### Dataset content
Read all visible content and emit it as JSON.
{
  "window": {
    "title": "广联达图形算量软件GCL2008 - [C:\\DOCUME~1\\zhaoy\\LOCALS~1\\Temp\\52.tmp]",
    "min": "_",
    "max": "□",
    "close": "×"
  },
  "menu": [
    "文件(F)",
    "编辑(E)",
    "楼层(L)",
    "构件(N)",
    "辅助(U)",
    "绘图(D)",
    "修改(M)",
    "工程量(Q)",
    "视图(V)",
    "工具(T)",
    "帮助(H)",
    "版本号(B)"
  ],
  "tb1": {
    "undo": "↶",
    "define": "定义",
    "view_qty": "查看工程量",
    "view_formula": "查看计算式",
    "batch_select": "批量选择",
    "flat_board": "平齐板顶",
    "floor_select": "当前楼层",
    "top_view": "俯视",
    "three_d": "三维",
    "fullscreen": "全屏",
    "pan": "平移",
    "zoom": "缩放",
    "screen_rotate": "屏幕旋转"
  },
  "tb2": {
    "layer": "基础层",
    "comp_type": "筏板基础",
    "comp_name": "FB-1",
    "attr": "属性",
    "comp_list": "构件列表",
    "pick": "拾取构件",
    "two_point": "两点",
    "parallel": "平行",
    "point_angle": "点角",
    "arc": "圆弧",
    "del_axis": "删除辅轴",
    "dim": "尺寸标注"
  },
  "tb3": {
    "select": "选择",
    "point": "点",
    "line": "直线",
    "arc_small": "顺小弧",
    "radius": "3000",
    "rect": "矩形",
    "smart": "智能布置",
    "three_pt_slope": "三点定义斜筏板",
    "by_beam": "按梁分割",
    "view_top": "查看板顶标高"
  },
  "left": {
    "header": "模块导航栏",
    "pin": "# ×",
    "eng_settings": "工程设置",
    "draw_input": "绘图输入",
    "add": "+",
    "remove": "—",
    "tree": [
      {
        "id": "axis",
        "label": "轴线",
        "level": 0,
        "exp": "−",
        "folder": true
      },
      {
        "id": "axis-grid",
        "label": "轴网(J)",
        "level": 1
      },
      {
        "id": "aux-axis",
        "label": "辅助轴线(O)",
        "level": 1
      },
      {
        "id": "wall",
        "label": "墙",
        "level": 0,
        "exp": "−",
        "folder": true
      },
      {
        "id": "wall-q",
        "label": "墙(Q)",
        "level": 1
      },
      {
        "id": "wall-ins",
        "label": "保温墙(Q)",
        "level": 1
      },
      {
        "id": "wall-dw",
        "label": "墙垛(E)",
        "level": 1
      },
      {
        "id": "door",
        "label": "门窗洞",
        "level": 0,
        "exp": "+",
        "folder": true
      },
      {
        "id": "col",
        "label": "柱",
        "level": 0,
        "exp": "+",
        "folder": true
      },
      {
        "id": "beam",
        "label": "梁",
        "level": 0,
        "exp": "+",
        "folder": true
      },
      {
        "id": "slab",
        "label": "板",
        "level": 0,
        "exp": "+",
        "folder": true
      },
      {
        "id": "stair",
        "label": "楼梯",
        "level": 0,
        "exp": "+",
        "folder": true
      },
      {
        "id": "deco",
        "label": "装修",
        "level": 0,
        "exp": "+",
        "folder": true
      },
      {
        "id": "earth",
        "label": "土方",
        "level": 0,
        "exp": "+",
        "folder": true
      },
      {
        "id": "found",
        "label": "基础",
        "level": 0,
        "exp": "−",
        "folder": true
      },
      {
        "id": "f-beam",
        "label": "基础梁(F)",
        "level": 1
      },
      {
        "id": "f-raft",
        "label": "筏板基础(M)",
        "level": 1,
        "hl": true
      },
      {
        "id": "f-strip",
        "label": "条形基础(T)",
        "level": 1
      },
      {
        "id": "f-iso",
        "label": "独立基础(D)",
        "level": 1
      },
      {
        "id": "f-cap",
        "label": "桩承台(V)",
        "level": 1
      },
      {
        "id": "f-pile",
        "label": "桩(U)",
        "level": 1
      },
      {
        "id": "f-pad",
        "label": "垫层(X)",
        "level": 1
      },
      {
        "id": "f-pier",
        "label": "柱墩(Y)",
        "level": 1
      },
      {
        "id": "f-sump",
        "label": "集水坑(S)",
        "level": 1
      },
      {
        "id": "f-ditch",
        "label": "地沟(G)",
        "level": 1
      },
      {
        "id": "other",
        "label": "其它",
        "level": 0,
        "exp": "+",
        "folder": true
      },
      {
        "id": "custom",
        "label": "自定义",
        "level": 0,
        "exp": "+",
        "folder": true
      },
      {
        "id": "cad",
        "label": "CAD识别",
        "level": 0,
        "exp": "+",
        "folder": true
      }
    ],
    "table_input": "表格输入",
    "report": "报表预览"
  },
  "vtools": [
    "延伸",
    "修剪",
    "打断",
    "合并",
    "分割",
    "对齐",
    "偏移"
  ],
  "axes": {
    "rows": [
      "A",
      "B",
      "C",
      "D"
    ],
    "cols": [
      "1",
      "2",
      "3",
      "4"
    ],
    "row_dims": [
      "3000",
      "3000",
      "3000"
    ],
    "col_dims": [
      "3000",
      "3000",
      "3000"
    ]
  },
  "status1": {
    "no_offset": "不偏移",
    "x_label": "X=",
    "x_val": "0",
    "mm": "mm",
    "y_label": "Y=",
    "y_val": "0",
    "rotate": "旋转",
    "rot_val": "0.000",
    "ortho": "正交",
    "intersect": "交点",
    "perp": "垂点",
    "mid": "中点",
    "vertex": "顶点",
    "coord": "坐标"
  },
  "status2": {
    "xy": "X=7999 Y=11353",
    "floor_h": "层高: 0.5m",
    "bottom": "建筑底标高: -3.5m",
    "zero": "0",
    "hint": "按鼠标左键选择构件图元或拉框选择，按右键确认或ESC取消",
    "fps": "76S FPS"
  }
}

### What to produce
Write the listing out again, exactly as shown above.

### Solution to this exercise
Read all visible content and emit it as JSON.
{
  "window": {
    "title": "广联达图形算量软件GCL2008 - [C:\\DOCUME~1\\zhaoy\\LOCALS~1\\Temp\\52.tmp]",
    "min": "_",
    "max": "□",
    "close": "×"
  },
  "menu": [
    "文件(F)",
    "编辑(E)",
    "楼层(L)",
    "构件(N)",
    "辅助(U)",
    "绘图(D)",
    "修改(M)",
    "工程量(Q)",
    "视图(V)",
    "工具(T)",
    "帮助(H)",
    "版本号(B)"
  ],
  "tb1": {
    "undo": "↶",
    "define": "定义",
    "view_qty": "查看工程量",
    "view_formula": "查看计算式",
    "batch_select": "批量选择",
    "flat_board": "平齐板顶",
    "floor_select": "当前楼层",
    "top_view": "俯视",
    "three_d": "三维",
    "fullscreen": "全屏",
    "pan": "平移",
    "zoom": "缩放",
    "screen_rotate": "屏幕旋转"
  },
  "tb2": {
    "layer": "基础层",
    "comp_type": "筏板基础",
    "comp_name": "FB-1",
    "attr": "属性",
    "comp_list": "构件列表",
    "pick": "拾取构件",
    "two_point": "两点",
    "parallel": "平行",
    "point_angle": "点角",
    "arc": "圆弧",
    "del_axis": "删除辅轴",
    "dim": "尺寸标注"
  },
  "tb3": {
    "select": "选择",
    "point": "点",
    "line": "直线",
    "arc_small": "顺小弧",
    "radius": "3000",
    "rect": "矩形",
    "smart": "智能布置",
    "three_pt_slope": "三点定义斜筏板",
    "by_beam": "按梁分割",
    "view_top": "查看板顶标高"
  },
  "left": {
    "header": "模块导航栏",
    "pin": "# ×",
    "eng_settings": "工程设置",
    "draw_input": "绘图输入",
    "add": "+",
    "remove": "—",
    "tree": [
      {
        "id": "axis",
        "label": "轴线",
        "level": 0,
        "exp": "−",
        "folder": true
      },
      {
        "id": "axis-grid",
        "label": "轴网(J)",
        "level": 1
      },
      {
        "id": "aux-axis",
        "label": "辅助轴线(O)",
        "level": 1
      },
      {
        "id": "wall",
        "label": "墙",
        "level": 0,
        "exp": "−",
        "folder": true
      },
      {
        "id": "wall-q",
        "label": "墙(Q)",
        "level": 1
      },
      {
        "id": "wall-ins",
        "label": "保温墙(Q)",
        "level": 1
      },
      {
        "id": "wall-dw",
        "label": "墙垛(E)",
        "level": 1
      },
      {
        "id": "door",
        "label": "门窗洞",
        "level": 0,
        "exp": "+",
        "folder": true
      },
      {
        "id": "col",
        "label": "柱",
        "level": 0,
        "exp": "+",
        "folder": true
      },
      {
        "id": "beam",
        "label": "梁",
        "level": 0,
        "exp": "+",
        "folder": true
      },
      {
        "id": "slab",
        "label": "板",
        "level": 0,
        "exp": "+",
        "folder": true
      },
      {
        "id": "stair",
        "label": "楼梯",
        "level": 0,
        "exp": "+",
        "folder": true
      },
      {
        "id": "deco",
        "label": "装修",
        "level": 0,
        "exp": "+",
        "folder": true
      },
      {
        "id": "earth",
        "label": "土方",
        "level": 0,
        "exp": "+",
        "folder": true
      },
      {
        "id": "found",
        "label": "基础",
        "level": 0,
        "exp": "−",
        "folder": true
      },
      {
        "id": "f-beam",
        "label": "基础梁(F)",
        "level": 1
      },
      {
        "id": "f-raft",
        "label": "筏板基础(M)",
        "level": 1,
        "hl": true
      },
      {
        "id": "f-strip",
        "label": "条形基础(T)",
        "level": 1
      },
      {
        "id": "f-iso",
        "label": "独立基础(D)",
        "level": 1
      },
      {
        "id": "f-cap",
        "label": "桩承台(V)",
        "level": 1
      },
      {
        "id": "f-pile",
        "label": "桩(U)",
        "level": 1
      },
      {
        "id": "f-pad",
        "label": "垫层(X)",
        "level": 1
      },
      {
        "id": "f-pier",
        "label": "柱墩(Y)",
        "level": 1
      },
      {
        "id": "f-sump",
        "label": "集水坑(S)",
        "level": 1
      },
      {
        "id": "f-ditch",
        "label": "地沟(G)",
        "level": 1
      },
      {
        "id": "other",
        "label": "其它",
        "level": 0,
        "exp": "+",
        "folder": true
      },
      {
        "id": "custom",
        "label": "自定义",
        "level": 0,
        "exp": "+",
        "folder": true
      },
      {
        "id": "cad",
        "label": "CAD识别",
        "level": 0,
        "exp": "+",
        "folder": true
      }
    ],
    "table_input": "表格输入",
    "report": "报表预览"
  },
  "vtools": [
    "延伸",
    "修剪",
    "打断",
    "合并",
    "分割",
    "对齐",
    "偏移"
  ],
  "axes": {
    "rows": [
      "A",
      "B",
      "C",
      "D"
    ],
    "cols": [
      "1",
      "2",
      "3",
      "4"
    ],
    "row_dims": [
      "3000",
      "3000",
      "3000"
    ],
    "col_dims": [
      "3000",
      "3000",
      "3000"
    ]
  },
  "status1": {
    "no_offset": "不偏移",
    "x_label": "X=",
    "x_val": "0",
    "mm": "mm",
    "y_label": "Y=",
    "y_val": "0",
    "rotate": "旋转",
    "rot_val": "0.000",
    "ortho": "正交",
    "intersect": "交点",
    "perp": "垂点",
    "mid": "中点",
    "vertex": "顶点",
    "coord": "坐标"
  },
  "status2": {
    "xy": "X=7999 Y=11353",
    "floor_h": "层高: 0.5m",
    "bottom": "建筑底标高: -3.5m",
    "zero": "0",
    "hint": "按鼠标左键选择构件图元或拉框选择，按右键确认或ESC取消",
    "fps": "76S FPS"
  }
}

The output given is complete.